| EXERCISE GOAL |
Extract and list every line that contains the word "details".

[Stored data]
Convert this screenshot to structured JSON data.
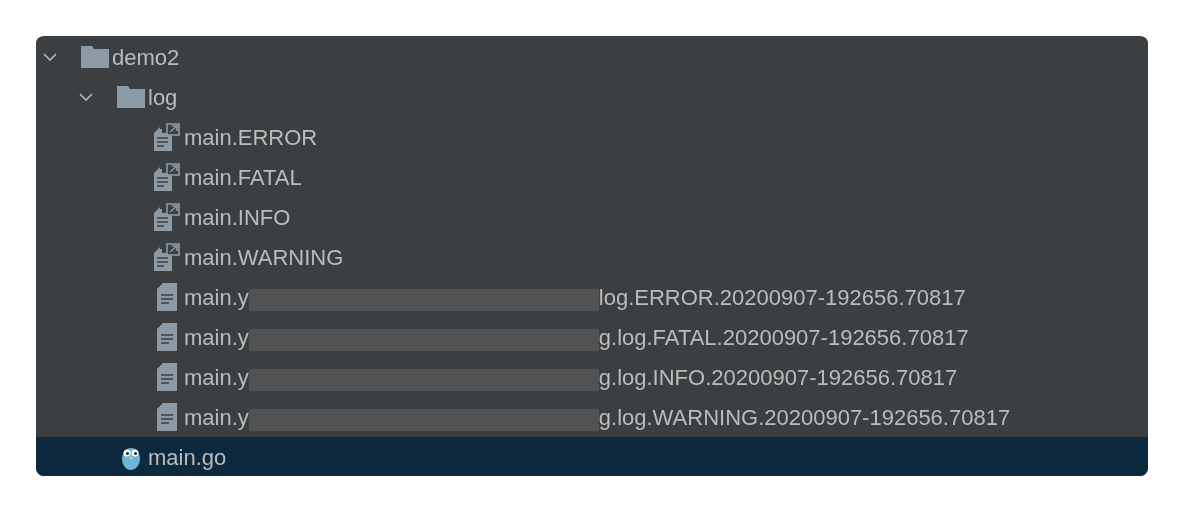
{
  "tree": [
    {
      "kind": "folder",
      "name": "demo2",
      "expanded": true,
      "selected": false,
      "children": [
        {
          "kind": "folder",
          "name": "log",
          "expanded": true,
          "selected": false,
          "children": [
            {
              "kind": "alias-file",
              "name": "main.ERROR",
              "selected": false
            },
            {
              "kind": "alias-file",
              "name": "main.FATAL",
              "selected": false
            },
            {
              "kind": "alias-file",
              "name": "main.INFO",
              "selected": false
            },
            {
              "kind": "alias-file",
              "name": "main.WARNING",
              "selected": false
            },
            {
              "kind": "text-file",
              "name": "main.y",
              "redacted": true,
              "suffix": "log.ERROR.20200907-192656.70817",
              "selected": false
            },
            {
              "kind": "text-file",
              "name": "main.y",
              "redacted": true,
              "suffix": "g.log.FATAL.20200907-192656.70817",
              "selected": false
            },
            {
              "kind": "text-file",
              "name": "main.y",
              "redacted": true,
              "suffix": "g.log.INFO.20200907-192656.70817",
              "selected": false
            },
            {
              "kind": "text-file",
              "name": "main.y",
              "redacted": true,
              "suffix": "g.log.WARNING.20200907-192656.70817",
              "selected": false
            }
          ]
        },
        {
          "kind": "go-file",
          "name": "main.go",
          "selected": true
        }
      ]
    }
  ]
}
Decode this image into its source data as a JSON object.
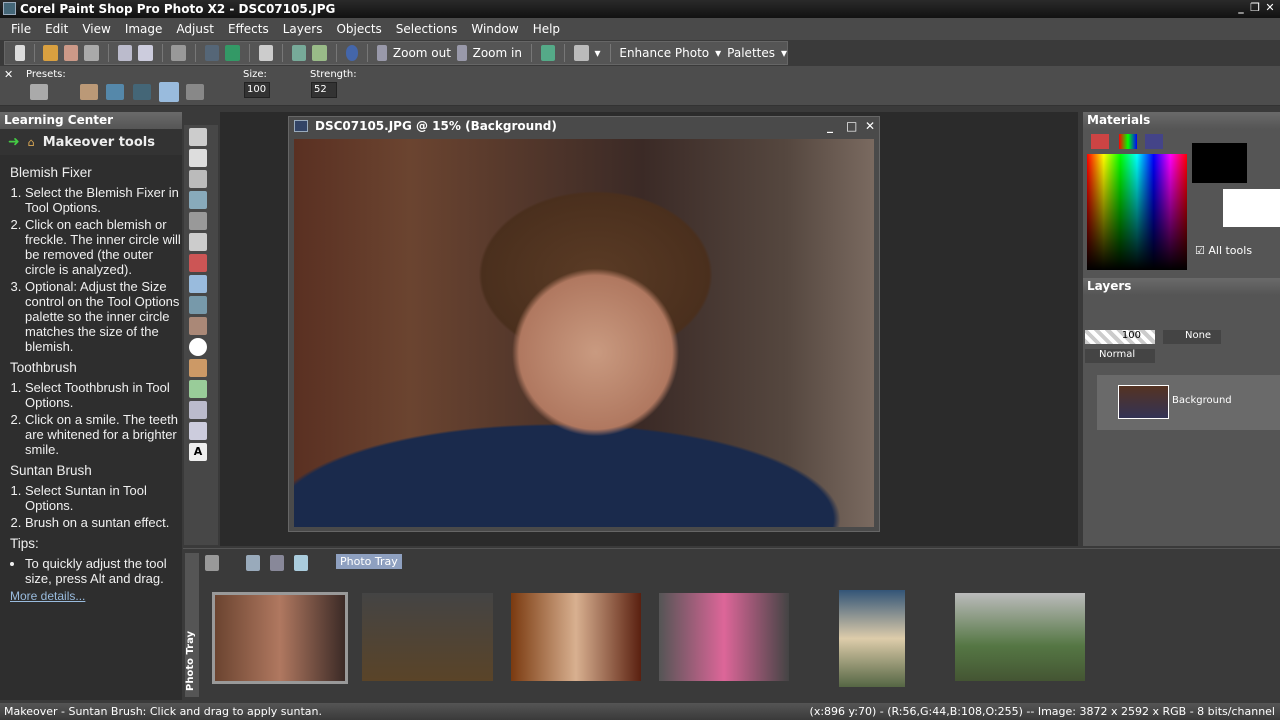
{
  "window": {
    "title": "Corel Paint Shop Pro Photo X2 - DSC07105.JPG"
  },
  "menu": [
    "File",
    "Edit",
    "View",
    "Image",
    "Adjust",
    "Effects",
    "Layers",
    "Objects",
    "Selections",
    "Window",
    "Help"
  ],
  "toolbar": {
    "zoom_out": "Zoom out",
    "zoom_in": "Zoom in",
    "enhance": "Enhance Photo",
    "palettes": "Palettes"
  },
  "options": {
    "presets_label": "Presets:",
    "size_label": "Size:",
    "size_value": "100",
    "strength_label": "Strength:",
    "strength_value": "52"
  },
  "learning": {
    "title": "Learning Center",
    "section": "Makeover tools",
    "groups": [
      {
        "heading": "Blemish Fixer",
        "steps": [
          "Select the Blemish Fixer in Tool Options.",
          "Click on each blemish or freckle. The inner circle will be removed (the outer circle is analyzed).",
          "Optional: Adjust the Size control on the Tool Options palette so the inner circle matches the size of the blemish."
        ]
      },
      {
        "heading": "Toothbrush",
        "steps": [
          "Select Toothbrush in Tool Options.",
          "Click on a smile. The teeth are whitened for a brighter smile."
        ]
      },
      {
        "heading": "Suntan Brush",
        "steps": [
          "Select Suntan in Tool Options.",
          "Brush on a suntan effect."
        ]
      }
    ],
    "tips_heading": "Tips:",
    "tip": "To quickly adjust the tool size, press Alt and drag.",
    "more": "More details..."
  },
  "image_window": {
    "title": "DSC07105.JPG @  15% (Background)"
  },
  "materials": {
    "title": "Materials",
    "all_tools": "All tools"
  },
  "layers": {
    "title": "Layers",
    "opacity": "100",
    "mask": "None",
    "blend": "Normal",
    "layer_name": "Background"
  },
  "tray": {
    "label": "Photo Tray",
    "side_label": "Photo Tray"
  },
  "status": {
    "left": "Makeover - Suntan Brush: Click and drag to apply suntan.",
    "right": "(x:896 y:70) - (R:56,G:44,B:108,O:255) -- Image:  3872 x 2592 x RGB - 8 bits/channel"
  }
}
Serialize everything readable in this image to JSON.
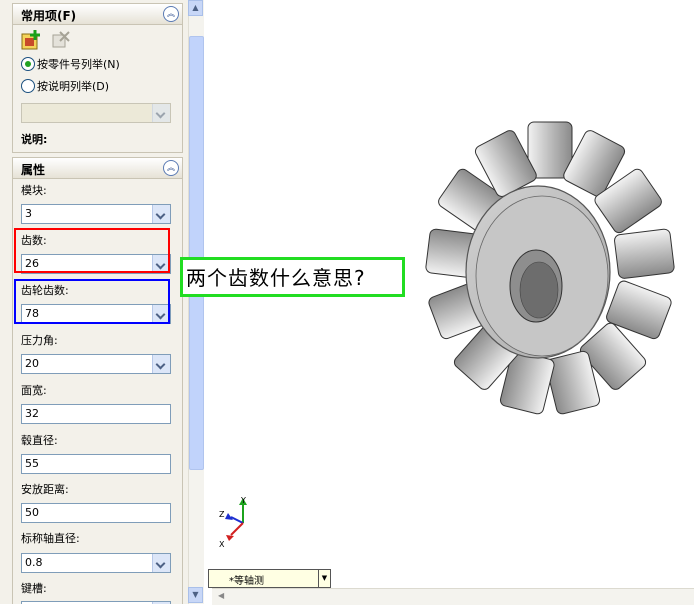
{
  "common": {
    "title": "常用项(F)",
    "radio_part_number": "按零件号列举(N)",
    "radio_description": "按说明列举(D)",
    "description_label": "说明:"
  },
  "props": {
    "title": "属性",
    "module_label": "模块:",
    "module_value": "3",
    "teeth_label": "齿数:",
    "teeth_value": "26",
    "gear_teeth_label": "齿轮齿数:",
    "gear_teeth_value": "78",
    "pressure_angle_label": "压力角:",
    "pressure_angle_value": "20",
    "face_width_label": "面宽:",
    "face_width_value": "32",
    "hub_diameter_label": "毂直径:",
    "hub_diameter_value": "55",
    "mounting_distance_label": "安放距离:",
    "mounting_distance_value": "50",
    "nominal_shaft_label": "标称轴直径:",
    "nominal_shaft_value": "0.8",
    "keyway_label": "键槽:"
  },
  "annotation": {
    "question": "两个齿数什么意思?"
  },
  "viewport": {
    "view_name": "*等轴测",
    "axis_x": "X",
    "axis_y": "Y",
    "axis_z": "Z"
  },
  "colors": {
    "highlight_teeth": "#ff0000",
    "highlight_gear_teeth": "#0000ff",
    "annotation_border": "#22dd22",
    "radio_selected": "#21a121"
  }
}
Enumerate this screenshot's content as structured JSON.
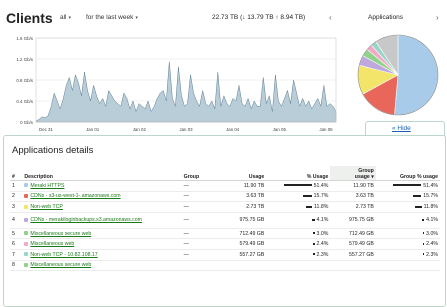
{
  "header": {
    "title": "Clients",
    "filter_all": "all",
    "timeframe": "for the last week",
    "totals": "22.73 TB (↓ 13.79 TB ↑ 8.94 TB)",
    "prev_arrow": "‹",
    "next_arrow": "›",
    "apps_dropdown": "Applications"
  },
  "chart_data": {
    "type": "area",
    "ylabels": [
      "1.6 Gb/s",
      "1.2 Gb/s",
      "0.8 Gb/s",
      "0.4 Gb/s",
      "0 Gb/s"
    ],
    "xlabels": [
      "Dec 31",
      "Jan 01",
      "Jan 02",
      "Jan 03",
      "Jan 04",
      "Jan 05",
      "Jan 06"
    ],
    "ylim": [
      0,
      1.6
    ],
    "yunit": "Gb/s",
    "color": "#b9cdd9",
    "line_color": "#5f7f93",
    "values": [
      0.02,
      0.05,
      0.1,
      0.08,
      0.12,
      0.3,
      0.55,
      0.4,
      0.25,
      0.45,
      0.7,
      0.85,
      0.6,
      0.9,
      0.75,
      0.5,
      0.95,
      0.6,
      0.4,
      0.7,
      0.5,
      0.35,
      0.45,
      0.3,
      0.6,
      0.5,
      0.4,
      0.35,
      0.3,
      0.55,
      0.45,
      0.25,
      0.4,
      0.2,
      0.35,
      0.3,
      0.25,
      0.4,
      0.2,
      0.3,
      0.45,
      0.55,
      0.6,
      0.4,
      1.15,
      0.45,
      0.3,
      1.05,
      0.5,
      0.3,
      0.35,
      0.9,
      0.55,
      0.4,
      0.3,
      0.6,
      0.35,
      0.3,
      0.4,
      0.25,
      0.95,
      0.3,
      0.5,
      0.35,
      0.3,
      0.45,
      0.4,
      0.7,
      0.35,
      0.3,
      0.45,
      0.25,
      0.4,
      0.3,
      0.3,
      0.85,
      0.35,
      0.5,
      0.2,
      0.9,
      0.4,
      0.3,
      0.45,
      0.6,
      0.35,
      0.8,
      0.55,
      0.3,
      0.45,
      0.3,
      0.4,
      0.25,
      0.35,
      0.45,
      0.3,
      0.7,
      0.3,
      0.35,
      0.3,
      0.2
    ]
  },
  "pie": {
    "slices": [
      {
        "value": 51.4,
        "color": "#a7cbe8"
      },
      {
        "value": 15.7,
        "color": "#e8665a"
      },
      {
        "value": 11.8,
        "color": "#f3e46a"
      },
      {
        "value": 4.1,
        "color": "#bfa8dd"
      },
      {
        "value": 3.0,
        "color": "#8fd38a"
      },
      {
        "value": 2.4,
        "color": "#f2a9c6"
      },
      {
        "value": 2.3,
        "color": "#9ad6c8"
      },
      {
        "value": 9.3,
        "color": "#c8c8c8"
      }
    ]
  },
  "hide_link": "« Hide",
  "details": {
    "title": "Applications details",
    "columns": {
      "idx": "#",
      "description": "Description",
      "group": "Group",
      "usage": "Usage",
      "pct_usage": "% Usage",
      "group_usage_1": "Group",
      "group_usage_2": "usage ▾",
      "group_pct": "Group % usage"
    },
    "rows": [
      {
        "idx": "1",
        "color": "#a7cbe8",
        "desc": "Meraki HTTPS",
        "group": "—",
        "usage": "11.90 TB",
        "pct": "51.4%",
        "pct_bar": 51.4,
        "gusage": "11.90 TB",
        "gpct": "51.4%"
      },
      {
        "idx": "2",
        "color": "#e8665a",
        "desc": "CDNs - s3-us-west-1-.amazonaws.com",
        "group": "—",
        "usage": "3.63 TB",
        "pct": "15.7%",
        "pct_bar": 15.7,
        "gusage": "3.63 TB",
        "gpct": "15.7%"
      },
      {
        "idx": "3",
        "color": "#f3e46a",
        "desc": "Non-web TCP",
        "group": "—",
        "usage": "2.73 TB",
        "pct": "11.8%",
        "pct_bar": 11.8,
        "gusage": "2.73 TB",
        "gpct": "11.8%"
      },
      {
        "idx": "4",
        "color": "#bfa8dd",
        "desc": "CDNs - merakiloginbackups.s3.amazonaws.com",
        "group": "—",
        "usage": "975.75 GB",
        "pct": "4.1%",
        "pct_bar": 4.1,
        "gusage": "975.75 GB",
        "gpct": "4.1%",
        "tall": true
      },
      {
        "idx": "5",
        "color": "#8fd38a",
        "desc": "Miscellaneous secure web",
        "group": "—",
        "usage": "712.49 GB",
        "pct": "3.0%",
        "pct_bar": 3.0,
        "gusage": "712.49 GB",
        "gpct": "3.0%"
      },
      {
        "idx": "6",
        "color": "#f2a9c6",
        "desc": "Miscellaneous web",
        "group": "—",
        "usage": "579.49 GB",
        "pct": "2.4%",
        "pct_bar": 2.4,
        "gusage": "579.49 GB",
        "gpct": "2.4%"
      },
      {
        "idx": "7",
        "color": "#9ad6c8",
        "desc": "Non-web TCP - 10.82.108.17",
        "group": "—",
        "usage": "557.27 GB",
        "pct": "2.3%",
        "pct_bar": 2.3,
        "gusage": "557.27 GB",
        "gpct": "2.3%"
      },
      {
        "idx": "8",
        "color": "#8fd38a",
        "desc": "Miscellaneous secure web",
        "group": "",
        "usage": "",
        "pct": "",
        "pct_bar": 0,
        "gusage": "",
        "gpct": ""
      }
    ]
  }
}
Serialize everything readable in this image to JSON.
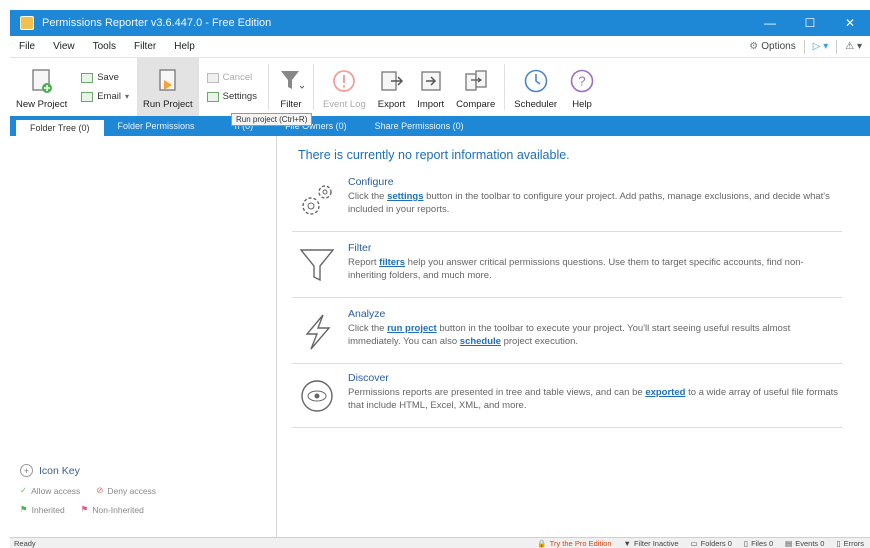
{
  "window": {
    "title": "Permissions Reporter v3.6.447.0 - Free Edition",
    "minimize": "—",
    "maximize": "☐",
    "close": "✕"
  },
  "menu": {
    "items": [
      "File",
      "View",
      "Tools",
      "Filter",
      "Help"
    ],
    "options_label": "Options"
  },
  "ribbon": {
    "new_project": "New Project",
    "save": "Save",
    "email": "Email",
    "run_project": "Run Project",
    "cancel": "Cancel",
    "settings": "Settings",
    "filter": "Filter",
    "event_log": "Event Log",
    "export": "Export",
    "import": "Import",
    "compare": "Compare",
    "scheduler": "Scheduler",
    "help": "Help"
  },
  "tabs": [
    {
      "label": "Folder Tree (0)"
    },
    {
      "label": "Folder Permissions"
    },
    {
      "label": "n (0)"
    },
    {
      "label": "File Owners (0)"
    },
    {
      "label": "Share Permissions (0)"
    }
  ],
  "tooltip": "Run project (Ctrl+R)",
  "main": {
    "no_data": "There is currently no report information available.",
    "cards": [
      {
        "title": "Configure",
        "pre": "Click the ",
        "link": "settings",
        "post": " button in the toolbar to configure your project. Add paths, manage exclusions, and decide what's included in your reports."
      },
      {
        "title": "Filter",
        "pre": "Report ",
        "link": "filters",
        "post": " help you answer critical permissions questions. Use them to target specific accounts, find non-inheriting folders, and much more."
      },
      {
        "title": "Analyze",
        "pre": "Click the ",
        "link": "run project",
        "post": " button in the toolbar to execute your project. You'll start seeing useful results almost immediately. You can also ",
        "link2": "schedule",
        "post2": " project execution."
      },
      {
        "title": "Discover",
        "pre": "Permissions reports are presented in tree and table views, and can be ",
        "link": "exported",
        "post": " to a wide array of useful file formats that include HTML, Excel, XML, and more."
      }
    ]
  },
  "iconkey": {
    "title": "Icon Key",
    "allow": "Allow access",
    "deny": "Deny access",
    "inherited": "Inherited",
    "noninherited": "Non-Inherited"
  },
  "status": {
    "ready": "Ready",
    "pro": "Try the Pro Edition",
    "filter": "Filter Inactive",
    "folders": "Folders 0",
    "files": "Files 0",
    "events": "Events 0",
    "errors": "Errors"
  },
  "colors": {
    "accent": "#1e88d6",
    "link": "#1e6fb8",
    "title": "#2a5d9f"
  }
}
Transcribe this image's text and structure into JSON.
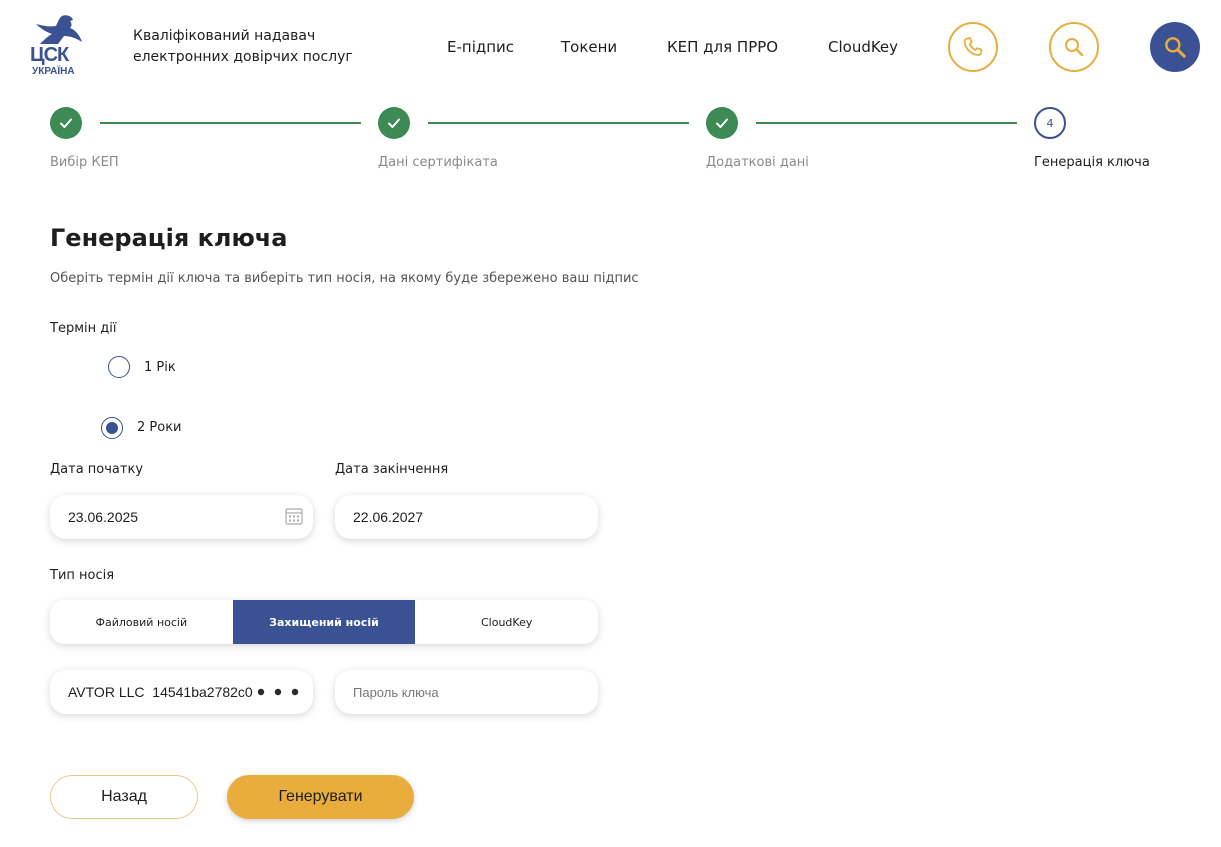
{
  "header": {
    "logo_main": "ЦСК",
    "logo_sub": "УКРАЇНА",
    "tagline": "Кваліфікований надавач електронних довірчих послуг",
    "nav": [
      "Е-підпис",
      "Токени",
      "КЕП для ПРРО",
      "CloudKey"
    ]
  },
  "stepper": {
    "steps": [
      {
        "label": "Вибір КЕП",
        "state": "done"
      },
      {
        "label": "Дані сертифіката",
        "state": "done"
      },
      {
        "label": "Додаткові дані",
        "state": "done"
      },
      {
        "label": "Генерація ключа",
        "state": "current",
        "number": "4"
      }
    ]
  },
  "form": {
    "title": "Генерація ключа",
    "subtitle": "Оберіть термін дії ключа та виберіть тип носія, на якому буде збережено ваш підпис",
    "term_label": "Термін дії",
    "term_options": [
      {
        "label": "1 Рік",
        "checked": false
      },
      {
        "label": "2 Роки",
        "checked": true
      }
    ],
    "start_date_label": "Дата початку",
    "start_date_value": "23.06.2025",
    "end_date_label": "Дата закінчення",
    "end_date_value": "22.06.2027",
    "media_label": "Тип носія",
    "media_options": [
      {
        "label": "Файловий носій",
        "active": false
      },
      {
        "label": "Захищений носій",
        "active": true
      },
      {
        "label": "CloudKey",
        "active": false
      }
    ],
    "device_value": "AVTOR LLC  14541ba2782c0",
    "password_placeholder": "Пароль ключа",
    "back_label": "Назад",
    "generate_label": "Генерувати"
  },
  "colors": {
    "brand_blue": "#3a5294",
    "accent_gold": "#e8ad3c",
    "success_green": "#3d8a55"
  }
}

| RESULT |
    "more": "More details..."
  "details": {
    "title": "Applications details",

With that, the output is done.